— Entries supplied —
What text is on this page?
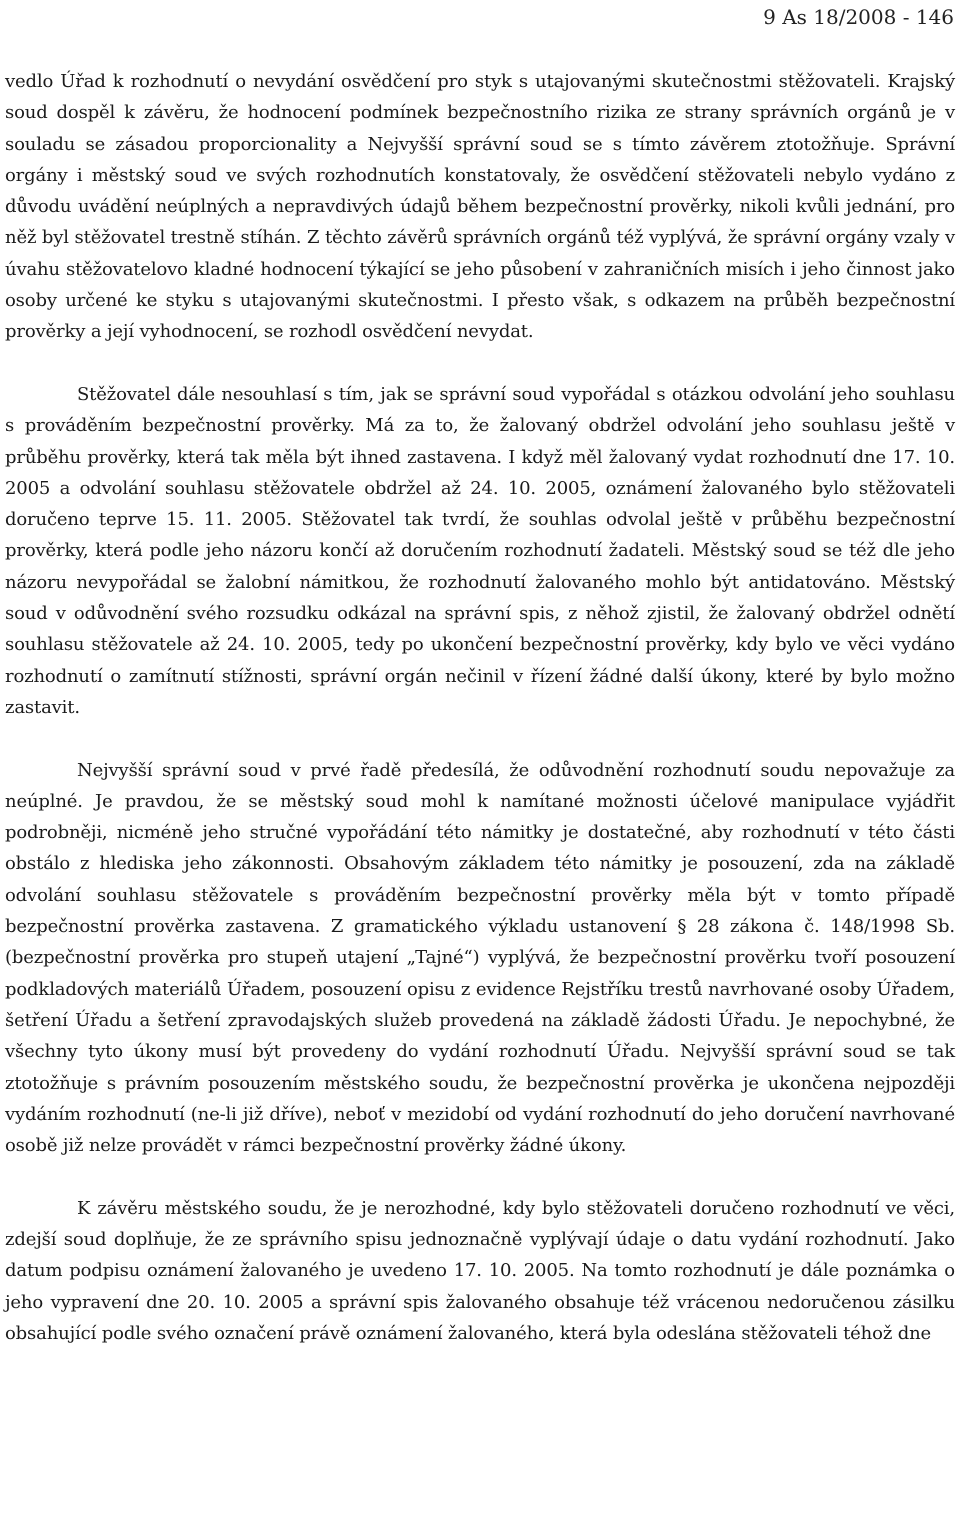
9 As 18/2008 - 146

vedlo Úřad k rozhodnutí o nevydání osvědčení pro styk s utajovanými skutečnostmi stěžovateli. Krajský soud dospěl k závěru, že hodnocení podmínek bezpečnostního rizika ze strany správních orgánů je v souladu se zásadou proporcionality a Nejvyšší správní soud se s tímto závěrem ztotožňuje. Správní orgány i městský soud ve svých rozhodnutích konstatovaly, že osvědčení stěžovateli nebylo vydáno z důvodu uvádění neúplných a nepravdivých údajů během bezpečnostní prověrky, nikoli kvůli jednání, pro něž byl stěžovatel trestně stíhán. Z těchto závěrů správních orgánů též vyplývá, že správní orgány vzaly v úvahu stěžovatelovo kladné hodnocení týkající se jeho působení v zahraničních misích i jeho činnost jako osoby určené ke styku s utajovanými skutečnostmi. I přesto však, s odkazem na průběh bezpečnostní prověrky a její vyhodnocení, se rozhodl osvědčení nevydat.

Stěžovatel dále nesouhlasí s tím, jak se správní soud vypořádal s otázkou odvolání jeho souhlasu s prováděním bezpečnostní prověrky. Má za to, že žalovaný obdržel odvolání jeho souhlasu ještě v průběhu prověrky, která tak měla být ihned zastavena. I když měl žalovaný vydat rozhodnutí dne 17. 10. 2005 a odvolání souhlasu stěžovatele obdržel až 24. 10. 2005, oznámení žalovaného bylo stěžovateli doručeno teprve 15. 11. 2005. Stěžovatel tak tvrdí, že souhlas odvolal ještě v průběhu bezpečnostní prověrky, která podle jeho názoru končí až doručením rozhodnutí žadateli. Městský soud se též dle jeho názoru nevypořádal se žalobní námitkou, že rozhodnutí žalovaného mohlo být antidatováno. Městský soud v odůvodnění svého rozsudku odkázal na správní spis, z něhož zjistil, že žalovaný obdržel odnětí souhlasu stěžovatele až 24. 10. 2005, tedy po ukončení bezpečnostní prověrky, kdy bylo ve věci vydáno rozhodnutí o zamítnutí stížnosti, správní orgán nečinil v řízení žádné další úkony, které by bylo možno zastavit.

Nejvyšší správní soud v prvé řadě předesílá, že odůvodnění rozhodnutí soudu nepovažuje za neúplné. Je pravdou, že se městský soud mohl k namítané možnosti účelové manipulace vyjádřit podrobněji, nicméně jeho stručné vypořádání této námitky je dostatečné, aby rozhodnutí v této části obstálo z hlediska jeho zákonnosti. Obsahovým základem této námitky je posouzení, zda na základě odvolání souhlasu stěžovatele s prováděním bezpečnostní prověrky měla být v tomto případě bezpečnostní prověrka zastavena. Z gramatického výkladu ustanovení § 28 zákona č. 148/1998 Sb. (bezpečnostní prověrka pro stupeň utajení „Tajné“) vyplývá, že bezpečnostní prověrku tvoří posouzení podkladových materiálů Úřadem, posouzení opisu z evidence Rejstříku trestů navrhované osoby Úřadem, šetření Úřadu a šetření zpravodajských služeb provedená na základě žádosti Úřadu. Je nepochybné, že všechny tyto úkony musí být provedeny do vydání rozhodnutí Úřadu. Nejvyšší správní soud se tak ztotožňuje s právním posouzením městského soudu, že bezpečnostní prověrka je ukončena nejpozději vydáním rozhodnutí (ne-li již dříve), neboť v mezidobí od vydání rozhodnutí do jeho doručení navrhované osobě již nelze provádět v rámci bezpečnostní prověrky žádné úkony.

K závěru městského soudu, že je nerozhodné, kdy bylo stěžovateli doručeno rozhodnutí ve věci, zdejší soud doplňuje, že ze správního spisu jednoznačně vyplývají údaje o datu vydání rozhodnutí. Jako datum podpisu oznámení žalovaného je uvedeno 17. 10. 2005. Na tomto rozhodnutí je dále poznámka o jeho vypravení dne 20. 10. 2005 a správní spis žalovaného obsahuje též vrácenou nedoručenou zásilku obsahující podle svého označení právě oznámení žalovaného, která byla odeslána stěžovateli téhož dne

— Challenge —
Provide only the number of lines in the records containing the string "věci".

— Solution —
2